What you will do
Print the records below exactly, leaving out nothing.

=== Section Start ===

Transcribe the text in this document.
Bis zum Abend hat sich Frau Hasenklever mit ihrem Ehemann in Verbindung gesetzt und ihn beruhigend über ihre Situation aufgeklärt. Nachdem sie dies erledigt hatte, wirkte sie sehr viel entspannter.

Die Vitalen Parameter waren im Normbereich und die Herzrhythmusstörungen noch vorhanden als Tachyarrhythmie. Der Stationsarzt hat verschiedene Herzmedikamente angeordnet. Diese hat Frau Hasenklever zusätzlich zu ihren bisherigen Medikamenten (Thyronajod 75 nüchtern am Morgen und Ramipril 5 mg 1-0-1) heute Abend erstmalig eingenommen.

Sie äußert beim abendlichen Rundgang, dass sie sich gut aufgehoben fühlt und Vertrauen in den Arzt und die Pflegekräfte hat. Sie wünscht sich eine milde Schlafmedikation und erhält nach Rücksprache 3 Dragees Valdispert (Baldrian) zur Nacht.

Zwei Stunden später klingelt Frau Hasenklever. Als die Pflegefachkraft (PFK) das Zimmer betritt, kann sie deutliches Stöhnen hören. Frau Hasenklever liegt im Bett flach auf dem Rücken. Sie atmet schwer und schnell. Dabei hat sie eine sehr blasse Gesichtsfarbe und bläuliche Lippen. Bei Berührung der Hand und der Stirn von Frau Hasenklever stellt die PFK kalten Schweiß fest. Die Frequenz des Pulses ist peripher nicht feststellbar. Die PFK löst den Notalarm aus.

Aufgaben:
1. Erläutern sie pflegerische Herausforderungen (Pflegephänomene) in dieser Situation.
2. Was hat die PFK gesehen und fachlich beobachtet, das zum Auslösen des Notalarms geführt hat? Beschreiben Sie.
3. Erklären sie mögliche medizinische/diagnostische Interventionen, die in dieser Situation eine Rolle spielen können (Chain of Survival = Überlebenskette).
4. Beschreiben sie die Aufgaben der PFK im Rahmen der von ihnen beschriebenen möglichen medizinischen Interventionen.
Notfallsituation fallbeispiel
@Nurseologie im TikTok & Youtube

=== Section End ===

Response box
Transcribe the text in this document.
Bis zum Abend hat sich Frau Hasenklever mit ihrem Ehemann in Verbindung gesetzt und ihn beruhigend über ihre Situation aufgeklärt. Nachdem sie dies erledigt hatte, wirkte sie sehr viel entspannter.

Die Vitalen Parameter waren im Normbereich und die Herzrhythmusstörungen noch vorhanden als Tachyarrhythmie. Der Stationsarzt hat verschiedene Herzmedikamente angeordnet. Diese hat Frau Hasenklever zusätzlich zu ihren bisherigen Medikamenten (Thyronajod 75 nüchtern am Morgen und Ramipril 5 mg 1-0-1) heute Abend erstmalig eingenommen.

Sie äußert beim abendlichen Rundgang, dass sie sich gut aufgehoben fühlt und Vertrauen in den Arzt und die Pflegekräfte hat. Sie wünscht sich eine milde Schlafmedikation und erhält nach Rücksprache 3 Dragees Valdispert (Baldrian) zur Nacht.

Zwei Stunden später klingelt Frau Hasenklever. Als die Pflegefachkraft (PFK) das Zimmer betritt, kann sie deutliches Stöhnen hören. Frau Hasenklever liegt im Bett flach auf dem Rücken. Sie atmet schwer und schnell. Dabei hat sie eine sehr blasse Gesichtsfarbe und bläuliche Lippen. Bei Berührung der Hand und der Stirn von Frau Hasenklever stellt die PFK kalten Schweiß fest. Die Frequenz des Pulses ist peripher nicht feststellbar. Die PFK löst den Notalarm aus.

Aufgaben:
1. Erläutern sie pflegerische Herausforderungen (Pflegephänomene) in dieser Situation.
2. Was hat die PFK gesehen und fachlich beobachtet, das zum Auslösen des Notalarms geführt hat? Beschreiben Sie.
3. Erklären sie mögliche medizinische/diagnostische Interventionen, die in dieser Situation eine Rolle spielen können (Chain of Survival = Überlebenskette).
4. Beschreiben sie die Aufgaben der PFK im Rahmen der von ihnen beschriebenen möglichen medizinischen Interventionen.
Notfallsituation fallbeispiel
@Nurseologie im TikTok & Youtube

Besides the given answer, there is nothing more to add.